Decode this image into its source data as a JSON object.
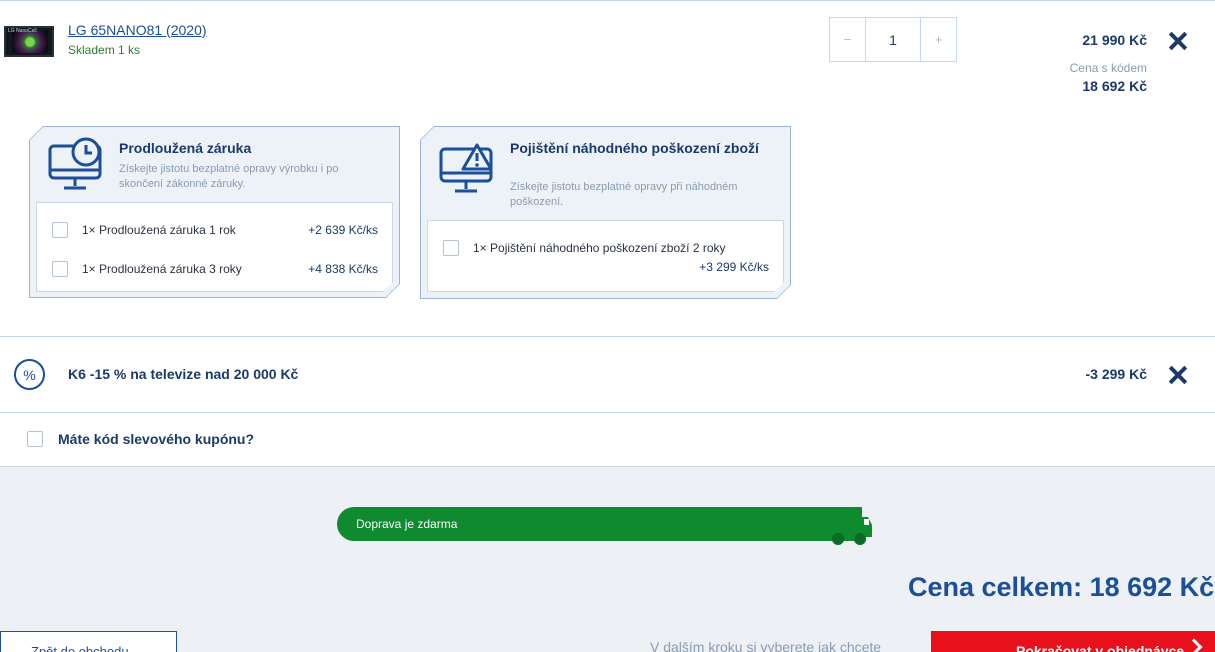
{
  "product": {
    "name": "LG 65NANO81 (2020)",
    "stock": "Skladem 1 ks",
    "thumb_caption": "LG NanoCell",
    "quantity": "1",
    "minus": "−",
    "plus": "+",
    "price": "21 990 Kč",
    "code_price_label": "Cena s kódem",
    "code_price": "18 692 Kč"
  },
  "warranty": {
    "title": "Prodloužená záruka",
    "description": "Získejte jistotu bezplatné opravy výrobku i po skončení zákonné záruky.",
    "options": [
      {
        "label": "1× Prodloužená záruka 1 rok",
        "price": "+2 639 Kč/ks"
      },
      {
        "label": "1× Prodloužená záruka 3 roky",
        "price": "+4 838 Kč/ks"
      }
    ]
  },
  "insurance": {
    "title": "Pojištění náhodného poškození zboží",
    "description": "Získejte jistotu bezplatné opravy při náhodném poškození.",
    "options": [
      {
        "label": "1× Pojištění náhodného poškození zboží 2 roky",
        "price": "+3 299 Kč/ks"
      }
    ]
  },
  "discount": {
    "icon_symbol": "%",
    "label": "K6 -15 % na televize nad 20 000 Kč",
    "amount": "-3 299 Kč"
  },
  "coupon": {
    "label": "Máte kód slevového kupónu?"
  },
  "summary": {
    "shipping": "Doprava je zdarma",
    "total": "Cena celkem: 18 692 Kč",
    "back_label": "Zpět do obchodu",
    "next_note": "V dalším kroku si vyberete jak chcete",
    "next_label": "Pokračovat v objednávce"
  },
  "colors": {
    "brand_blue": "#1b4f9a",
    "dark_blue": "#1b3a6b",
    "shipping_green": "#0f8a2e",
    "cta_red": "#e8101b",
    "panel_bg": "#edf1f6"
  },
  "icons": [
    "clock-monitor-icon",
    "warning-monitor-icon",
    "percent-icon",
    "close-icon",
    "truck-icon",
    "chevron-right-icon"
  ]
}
• • •
GIVEN EXERCISE: Every line of text is to be repeated exactly; pictures are left out.

RESULT OF THE TASK:
Decode this image into its source data as a JSON object.
{
  "product": {
    "name": "LG 65NANO81 (2020)",
    "stock": "Skladem 1 ks",
    "thumb_caption": "LG NanoCell",
    "quantity": "1",
    "minus": "−",
    "plus": "+",
    "price": "21 990 Kč",
    "code_price_label": "Cena s kódem",
    "code_price": "18 692 Kč"
  },
  "warranty": {
    "title": "Prodloužená záruka",
    "description": "Získejte jistotu bezplatné opravy výrobku i po skončení zákonné záruky.",
    "options": [
      {
        "label": "1× Prodloužená záruka 1 rok",
        "price": "+2 639 Kč/ks"
      },
      {
        "label": "1× Prodloužená záruka 3 roky",
        "price": "+4 838 Kč/ks"
      }
    ]
  },
  "insurance": {
    "title": "Pojištění náhodného poškození zboží",
    "description": "Získejte jistotu bezplatné opravy při náhodném poškození.",
    "options": [
      {
        "label": "1× Pojištění náhodného poškození zboží 2 roky",
        "price": "+3 299 Kč/ks"
      }
    ]
  },
  "discount": {
    "icon_symbol": "%",
    "label": "K6 -15 % na televize nad 20 000 Kč",
    "amount": "-3 299 Kč"
  },
  "coupon": {
    "label": "Máte kód slevového kupónu?"
  },
  "summary": {
    "shipping": "Doprava je zdarma",
    "total": "Cena celkem: 18 692 Kč",
    "back_label": "Zpět do obchodu",
    "next_note": "V dalším kroku si vyberete jak chcete",
    "next_label": "Pokračovat v objednávce"
  },
  "colors": {
    "brand_blue": "#1b4f9a",
    "dark_blue": "#1b3a6b",
    "shipping_green": "#0f8a2e",
    "cta_red": "#e8101b",
    "panel_bg": "#edf1f6"
  },
  "icons": [
    "clock-monitor-icon",
    "warning-monitor-icon",
    "percent-icon",
    "close-icon",
    "truck-icon",
    "chevron-right-icon"
  ]
}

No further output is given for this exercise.